Given problem — Find every line of the listing below where "Upper" appears, and copy it.

━━━━

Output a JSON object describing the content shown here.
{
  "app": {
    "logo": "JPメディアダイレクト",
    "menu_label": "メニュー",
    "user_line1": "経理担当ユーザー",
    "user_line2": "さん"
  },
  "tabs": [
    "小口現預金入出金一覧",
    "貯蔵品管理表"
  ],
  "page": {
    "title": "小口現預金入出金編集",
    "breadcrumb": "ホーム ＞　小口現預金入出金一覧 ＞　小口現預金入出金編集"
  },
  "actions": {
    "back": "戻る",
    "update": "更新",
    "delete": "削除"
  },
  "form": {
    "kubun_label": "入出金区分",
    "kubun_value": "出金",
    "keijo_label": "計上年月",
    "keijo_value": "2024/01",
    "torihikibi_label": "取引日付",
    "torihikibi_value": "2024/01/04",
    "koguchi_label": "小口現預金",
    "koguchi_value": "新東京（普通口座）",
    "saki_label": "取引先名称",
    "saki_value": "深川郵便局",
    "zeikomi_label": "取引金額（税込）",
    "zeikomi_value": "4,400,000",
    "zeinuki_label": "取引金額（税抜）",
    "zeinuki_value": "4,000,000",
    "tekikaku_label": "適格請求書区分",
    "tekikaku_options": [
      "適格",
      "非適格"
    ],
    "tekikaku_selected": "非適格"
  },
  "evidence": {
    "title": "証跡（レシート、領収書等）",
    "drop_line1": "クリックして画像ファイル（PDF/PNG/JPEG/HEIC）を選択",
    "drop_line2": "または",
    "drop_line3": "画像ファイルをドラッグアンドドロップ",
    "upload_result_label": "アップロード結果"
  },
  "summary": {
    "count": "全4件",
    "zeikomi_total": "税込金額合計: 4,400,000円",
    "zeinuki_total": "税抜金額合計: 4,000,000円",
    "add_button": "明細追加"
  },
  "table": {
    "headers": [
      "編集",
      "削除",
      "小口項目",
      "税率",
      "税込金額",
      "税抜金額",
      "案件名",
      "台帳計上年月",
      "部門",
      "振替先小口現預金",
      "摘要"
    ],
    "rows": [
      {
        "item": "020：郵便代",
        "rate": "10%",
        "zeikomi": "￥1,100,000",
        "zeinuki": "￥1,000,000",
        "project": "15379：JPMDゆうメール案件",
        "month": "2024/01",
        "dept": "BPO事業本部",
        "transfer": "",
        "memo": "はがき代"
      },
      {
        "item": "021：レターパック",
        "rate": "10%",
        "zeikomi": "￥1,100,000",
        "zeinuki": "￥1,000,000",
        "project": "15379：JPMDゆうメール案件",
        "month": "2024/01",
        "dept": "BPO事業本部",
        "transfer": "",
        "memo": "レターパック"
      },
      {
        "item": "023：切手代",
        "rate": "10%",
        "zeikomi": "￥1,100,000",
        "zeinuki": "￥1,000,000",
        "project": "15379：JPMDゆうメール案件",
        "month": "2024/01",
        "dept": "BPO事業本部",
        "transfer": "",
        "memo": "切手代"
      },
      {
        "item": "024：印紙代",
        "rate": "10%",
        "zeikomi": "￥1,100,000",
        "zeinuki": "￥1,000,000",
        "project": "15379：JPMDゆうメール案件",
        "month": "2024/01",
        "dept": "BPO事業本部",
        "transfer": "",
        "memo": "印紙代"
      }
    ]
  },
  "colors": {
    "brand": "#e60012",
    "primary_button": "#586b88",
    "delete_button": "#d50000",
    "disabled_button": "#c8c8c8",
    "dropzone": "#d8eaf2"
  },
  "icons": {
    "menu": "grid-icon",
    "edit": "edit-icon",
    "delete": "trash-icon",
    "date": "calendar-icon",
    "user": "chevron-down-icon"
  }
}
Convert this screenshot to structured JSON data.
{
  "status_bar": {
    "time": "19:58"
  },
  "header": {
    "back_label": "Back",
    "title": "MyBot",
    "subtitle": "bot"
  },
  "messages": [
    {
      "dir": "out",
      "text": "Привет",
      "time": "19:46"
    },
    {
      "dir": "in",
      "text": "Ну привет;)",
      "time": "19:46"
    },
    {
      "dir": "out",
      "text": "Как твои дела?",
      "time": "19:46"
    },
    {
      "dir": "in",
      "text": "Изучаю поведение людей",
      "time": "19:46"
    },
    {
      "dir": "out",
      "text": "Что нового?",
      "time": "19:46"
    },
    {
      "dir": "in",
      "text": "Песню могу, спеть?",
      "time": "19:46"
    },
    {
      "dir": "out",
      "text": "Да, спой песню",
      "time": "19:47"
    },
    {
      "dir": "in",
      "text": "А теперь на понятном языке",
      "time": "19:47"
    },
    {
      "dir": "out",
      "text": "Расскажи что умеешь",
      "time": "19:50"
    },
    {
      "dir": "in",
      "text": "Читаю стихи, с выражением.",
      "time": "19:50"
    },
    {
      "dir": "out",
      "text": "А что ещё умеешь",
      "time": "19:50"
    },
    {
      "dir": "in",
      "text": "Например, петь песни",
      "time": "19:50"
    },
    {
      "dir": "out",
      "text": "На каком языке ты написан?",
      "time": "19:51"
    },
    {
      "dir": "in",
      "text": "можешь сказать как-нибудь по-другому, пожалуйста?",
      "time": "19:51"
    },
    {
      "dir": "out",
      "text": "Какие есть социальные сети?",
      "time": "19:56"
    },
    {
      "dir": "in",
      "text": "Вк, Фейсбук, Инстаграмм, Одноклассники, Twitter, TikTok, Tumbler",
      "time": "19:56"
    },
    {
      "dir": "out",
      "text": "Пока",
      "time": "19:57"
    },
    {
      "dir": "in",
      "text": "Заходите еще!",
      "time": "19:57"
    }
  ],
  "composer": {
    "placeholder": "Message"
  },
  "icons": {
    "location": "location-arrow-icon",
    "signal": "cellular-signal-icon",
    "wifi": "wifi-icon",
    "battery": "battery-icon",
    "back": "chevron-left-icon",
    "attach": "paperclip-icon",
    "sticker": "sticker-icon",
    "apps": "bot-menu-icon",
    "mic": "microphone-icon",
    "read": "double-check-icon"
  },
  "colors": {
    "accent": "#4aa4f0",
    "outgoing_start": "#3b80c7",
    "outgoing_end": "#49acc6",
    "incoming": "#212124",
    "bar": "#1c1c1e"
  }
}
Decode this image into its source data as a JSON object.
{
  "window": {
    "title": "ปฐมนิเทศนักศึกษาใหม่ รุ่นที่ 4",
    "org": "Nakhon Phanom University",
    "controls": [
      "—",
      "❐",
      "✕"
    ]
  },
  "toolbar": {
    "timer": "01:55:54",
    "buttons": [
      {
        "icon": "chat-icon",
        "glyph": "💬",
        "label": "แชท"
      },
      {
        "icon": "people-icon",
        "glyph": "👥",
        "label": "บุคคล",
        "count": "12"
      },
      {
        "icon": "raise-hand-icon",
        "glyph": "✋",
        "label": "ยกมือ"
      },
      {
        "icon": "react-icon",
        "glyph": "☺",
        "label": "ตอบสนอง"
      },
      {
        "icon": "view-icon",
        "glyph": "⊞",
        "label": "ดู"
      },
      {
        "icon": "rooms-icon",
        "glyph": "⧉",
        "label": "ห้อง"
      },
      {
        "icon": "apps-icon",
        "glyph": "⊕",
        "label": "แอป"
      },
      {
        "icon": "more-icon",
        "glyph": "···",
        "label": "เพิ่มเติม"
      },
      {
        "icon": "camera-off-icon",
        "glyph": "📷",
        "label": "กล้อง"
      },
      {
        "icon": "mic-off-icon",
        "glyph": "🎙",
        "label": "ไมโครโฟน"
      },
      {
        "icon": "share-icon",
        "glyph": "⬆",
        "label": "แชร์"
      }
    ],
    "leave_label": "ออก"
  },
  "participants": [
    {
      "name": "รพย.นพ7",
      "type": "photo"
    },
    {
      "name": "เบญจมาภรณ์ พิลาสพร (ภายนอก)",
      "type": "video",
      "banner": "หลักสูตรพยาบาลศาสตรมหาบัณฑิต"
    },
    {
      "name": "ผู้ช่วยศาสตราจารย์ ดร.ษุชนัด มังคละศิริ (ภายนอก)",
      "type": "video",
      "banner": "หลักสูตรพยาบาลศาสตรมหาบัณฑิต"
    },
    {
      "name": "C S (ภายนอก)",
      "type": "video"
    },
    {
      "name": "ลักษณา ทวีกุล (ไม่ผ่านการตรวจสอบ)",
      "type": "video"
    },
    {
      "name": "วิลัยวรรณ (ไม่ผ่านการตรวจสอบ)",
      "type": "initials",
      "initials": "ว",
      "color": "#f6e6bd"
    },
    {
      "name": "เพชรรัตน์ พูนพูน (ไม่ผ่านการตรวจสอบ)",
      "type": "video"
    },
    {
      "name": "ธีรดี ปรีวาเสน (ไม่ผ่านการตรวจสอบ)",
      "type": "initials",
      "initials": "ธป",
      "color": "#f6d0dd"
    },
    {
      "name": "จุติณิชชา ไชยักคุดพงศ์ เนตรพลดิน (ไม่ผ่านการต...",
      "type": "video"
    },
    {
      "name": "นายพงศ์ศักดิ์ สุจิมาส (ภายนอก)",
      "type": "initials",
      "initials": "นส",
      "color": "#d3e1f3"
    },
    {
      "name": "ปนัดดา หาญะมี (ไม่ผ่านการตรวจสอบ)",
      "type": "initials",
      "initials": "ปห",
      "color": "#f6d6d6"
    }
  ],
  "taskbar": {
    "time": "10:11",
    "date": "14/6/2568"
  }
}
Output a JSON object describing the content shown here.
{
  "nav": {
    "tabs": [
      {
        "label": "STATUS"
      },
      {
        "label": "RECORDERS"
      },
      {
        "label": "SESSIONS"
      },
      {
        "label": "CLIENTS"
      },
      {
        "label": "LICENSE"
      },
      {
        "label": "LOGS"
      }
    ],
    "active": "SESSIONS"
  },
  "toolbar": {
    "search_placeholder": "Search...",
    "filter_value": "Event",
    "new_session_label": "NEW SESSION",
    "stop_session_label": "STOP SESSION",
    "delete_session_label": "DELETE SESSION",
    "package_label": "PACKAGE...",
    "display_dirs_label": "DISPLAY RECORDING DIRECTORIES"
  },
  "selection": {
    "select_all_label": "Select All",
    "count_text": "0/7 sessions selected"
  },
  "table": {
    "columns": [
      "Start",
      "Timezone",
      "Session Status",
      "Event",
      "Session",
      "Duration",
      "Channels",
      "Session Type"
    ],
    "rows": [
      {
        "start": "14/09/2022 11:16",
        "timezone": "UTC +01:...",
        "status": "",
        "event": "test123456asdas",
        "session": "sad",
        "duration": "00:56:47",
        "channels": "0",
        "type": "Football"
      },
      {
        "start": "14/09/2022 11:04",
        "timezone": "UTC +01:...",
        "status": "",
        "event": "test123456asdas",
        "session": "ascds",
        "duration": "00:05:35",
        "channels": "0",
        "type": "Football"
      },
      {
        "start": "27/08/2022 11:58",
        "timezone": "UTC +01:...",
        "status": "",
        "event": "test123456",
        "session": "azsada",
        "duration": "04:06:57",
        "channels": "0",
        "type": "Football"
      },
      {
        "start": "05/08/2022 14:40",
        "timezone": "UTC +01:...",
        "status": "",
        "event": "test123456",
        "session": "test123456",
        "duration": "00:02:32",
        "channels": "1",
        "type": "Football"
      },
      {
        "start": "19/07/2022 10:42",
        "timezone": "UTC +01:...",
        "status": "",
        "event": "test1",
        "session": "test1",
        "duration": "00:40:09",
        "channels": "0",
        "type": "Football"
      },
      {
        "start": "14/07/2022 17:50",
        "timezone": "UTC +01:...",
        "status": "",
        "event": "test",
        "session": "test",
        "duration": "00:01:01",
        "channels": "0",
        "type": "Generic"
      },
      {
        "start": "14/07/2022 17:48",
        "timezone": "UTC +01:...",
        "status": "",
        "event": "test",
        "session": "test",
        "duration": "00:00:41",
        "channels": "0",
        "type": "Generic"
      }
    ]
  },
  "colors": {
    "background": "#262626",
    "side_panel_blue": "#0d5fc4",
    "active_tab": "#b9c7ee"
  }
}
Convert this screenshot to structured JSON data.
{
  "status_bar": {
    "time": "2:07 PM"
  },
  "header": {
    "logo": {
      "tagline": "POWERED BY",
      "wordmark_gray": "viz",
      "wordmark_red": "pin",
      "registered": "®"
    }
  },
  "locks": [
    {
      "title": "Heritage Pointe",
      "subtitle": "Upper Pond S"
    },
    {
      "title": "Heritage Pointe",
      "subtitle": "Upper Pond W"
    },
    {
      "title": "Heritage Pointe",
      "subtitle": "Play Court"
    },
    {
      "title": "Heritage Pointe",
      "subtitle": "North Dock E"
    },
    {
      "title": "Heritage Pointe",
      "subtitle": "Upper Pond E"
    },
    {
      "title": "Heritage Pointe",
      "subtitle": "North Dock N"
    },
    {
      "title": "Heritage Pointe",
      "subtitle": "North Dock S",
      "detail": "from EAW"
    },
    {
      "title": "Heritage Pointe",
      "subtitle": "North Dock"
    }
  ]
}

━━━━

Result —
      "subtitle": "Upper Pond S"
      "subtitle": "Upper Pond W"
      "subtitle": "Upper Pond E"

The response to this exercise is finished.